▸ **PROBLEM**: Find the word "service" in the material below and gather every line that contains it.

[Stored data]
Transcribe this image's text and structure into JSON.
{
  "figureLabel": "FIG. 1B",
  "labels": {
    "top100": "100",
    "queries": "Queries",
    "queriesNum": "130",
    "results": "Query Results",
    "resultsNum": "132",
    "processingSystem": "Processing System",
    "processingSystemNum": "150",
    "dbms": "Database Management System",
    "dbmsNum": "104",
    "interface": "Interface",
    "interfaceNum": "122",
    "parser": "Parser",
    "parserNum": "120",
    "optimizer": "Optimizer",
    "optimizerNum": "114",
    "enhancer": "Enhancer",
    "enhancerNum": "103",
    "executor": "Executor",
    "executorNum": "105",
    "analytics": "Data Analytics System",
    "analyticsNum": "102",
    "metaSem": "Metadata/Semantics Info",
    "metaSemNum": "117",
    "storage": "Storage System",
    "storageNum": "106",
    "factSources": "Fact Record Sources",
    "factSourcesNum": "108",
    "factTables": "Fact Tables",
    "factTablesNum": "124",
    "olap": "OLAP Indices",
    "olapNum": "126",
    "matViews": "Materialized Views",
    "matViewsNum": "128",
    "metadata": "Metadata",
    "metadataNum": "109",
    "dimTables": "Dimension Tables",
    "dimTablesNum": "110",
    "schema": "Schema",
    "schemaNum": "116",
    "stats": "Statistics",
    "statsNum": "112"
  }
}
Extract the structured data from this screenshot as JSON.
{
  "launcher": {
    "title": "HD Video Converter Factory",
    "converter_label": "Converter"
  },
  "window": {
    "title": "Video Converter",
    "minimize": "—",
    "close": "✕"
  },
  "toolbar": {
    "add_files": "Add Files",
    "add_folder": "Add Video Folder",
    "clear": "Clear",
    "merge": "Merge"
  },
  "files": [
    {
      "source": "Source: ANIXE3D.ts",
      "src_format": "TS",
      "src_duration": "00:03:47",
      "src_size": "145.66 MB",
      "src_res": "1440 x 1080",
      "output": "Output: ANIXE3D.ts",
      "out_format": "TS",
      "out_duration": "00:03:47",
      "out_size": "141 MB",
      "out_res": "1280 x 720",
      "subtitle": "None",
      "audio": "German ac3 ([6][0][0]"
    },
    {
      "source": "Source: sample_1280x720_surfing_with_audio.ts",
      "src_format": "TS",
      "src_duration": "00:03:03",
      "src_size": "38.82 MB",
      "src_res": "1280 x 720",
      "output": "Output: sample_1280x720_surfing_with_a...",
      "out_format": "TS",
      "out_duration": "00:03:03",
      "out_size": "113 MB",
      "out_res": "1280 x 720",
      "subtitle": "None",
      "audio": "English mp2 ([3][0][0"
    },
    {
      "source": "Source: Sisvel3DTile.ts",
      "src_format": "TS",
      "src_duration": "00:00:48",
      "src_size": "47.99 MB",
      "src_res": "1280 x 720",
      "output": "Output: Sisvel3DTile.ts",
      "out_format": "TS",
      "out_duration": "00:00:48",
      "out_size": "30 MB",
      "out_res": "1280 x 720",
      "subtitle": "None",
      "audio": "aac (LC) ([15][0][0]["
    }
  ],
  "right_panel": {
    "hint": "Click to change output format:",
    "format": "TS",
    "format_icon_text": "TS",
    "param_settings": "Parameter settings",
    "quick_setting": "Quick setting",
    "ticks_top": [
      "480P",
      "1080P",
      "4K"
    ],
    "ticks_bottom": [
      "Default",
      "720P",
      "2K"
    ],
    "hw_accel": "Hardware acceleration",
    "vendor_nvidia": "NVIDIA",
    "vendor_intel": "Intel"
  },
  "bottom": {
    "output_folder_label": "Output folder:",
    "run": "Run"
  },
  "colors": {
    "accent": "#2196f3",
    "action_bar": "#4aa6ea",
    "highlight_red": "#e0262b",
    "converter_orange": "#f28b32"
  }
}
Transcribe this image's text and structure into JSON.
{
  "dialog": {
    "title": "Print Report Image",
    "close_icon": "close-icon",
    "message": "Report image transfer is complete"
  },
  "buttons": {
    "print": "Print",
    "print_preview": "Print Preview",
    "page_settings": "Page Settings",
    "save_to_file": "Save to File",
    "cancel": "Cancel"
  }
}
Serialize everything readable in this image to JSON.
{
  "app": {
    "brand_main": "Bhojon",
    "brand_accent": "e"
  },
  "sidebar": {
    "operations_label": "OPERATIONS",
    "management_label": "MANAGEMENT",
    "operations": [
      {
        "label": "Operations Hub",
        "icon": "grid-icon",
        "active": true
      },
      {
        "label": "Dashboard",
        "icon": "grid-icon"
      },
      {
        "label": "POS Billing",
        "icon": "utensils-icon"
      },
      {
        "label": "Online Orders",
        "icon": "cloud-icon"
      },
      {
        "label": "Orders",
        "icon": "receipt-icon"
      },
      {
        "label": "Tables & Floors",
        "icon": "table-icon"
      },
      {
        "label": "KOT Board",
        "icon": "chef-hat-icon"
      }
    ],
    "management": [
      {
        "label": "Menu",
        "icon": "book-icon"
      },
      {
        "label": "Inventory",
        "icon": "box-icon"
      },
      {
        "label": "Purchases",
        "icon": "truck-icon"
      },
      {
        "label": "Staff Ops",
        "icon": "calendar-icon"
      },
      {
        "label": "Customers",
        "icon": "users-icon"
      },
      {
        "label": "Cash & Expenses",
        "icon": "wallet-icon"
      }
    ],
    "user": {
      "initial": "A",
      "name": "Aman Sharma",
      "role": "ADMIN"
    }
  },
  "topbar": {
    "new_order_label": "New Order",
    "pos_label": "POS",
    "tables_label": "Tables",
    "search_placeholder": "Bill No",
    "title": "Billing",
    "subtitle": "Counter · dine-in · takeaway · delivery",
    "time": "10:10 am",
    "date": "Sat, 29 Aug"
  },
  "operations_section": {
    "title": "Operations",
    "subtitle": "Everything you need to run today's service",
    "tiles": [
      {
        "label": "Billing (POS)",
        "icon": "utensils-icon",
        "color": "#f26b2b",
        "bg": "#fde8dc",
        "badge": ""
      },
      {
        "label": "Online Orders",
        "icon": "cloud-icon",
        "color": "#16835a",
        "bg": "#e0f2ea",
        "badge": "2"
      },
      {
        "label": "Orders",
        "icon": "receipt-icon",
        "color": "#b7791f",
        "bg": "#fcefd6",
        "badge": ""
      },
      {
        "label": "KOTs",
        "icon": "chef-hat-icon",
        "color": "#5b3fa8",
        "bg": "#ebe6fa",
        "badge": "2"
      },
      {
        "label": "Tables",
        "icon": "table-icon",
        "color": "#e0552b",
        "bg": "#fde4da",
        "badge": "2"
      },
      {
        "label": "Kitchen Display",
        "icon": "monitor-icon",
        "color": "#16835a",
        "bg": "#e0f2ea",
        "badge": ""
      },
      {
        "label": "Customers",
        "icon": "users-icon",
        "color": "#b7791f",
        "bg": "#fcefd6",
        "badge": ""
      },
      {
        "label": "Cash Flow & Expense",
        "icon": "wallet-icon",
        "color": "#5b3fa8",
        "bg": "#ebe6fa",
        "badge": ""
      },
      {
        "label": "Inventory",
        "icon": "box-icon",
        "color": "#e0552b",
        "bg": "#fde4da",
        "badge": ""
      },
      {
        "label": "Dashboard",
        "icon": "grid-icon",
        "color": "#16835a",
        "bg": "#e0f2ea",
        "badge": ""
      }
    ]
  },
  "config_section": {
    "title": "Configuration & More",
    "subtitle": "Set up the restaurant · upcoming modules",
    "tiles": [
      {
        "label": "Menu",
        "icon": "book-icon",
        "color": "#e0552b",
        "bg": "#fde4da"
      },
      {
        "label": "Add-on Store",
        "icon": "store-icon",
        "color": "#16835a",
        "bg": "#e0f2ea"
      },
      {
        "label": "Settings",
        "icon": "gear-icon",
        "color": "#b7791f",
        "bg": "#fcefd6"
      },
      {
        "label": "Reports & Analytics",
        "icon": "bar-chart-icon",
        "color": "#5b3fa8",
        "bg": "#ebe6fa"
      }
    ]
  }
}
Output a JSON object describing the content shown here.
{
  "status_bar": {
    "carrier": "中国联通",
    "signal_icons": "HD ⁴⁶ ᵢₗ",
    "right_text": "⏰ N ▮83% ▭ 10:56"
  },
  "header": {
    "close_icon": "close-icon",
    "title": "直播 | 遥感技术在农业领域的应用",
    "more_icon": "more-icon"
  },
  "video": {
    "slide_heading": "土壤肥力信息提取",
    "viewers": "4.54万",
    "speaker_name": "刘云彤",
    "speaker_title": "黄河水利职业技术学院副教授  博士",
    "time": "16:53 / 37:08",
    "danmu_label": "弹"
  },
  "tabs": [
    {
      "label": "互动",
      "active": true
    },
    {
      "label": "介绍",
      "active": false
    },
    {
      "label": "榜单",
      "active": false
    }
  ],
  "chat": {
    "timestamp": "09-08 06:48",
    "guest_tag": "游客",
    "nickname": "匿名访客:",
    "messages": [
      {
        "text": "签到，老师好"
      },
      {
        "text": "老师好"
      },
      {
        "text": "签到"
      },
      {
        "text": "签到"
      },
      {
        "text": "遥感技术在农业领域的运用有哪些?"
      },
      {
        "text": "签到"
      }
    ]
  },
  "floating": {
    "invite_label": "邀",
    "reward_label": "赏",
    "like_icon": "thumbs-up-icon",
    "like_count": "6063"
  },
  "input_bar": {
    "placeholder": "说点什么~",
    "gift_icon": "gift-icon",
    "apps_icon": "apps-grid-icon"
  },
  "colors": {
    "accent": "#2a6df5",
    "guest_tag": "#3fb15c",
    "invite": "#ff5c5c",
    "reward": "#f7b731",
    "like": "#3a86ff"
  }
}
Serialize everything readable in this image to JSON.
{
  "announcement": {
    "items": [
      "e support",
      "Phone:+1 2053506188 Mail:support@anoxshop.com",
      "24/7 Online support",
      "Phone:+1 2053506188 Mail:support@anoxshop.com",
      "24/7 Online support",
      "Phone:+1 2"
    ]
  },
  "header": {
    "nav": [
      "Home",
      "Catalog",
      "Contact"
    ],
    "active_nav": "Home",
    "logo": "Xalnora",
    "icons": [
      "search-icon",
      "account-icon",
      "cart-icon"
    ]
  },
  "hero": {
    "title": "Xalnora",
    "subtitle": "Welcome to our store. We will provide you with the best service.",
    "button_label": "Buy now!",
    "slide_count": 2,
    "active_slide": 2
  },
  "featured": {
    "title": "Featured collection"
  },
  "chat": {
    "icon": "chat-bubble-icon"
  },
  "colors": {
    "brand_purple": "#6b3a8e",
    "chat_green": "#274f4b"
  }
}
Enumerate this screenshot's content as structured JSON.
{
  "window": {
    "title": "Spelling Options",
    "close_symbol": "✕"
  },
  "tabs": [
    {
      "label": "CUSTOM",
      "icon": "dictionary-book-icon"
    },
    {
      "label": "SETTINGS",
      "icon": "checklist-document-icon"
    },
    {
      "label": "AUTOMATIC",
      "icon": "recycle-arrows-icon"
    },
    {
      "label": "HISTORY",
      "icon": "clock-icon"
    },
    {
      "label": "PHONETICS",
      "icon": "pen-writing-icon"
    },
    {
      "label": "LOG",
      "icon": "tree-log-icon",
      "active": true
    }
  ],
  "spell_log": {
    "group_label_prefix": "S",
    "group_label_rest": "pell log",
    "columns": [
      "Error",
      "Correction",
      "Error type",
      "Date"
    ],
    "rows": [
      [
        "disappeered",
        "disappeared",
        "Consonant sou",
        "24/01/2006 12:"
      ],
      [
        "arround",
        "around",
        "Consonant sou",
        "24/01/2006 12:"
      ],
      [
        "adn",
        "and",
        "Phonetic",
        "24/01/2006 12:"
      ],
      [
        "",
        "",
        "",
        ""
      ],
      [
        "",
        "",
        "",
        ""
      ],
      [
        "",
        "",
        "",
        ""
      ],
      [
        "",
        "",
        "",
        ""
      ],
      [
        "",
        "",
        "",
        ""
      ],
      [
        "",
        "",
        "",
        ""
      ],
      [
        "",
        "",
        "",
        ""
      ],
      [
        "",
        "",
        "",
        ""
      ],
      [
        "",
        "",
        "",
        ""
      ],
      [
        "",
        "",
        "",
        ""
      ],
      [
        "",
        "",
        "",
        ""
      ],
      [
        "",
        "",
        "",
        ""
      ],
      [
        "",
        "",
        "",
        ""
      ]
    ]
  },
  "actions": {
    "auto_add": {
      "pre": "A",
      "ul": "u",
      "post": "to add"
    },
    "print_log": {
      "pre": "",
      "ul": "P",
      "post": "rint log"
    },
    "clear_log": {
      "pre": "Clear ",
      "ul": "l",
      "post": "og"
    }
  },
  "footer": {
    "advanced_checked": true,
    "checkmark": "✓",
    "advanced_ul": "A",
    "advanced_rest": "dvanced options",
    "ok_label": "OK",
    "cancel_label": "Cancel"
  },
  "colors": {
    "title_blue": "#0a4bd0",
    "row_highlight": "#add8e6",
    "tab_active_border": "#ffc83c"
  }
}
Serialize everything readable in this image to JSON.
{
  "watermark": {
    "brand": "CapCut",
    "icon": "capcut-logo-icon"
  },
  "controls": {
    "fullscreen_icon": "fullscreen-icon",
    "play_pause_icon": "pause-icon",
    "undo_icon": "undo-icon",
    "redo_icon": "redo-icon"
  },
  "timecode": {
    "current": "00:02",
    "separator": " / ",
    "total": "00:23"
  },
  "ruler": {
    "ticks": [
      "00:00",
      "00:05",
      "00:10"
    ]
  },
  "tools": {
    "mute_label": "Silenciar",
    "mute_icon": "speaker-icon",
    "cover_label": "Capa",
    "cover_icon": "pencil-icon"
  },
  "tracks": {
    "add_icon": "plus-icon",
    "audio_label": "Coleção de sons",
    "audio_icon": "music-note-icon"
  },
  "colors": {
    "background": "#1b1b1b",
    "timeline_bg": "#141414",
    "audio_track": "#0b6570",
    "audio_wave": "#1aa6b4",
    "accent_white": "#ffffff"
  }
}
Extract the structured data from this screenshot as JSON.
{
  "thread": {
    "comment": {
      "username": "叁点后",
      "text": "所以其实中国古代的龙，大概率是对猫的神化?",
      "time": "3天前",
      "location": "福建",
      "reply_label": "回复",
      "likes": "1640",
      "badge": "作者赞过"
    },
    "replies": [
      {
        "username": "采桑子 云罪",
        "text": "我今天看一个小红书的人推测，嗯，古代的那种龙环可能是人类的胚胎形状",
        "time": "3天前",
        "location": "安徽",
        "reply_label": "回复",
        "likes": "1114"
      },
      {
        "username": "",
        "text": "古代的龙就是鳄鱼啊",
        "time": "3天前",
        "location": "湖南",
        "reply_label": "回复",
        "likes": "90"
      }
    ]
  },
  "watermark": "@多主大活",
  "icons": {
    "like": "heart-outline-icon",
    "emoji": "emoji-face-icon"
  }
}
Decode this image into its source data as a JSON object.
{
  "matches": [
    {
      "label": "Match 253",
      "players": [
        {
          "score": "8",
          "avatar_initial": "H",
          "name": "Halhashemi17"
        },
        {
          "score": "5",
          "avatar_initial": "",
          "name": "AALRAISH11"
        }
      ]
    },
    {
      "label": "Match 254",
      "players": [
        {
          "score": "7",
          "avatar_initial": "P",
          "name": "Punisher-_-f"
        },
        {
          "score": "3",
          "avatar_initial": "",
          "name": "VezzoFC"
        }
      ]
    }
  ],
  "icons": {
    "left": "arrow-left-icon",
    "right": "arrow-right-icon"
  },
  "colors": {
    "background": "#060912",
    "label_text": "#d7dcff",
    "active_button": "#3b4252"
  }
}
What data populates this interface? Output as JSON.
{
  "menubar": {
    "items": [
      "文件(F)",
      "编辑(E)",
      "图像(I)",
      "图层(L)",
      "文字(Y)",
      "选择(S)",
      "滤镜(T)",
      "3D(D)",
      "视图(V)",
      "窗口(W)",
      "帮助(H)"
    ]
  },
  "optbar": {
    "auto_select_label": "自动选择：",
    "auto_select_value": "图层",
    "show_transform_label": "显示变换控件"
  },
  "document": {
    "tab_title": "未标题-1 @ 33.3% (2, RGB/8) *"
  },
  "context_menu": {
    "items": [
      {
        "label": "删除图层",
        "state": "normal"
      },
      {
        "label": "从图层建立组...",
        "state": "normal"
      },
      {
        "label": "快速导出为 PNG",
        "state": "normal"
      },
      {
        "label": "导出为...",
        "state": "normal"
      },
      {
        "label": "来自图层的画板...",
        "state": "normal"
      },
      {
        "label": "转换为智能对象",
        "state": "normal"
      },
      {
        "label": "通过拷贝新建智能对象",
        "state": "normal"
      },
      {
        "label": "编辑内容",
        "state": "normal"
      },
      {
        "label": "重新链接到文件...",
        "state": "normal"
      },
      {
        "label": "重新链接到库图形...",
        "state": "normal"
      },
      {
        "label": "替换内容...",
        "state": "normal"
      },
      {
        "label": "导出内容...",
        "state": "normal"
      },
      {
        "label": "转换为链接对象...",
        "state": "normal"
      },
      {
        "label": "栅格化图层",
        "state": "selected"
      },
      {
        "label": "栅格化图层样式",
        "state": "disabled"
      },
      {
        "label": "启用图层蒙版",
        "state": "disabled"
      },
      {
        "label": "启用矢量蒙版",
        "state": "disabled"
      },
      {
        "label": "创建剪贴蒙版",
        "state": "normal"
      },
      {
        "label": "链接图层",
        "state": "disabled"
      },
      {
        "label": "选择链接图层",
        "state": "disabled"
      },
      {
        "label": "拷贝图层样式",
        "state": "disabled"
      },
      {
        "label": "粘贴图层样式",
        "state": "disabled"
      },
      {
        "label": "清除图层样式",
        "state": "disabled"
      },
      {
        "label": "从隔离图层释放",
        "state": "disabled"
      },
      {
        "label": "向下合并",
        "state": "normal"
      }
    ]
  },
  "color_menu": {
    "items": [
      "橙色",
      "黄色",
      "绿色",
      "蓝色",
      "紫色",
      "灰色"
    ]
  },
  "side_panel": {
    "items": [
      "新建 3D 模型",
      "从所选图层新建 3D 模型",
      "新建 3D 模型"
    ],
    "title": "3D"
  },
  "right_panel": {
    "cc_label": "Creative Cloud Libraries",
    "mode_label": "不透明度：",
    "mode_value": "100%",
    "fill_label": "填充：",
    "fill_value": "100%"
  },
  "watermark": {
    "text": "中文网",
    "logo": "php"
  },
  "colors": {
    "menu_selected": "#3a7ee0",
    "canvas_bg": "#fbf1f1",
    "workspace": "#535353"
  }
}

▸ **FINISHED TASK**:
    "subtitle": "Everything you need to run today's service",
    "subtitle": "Welcome to our store. We will provide you with the best service.",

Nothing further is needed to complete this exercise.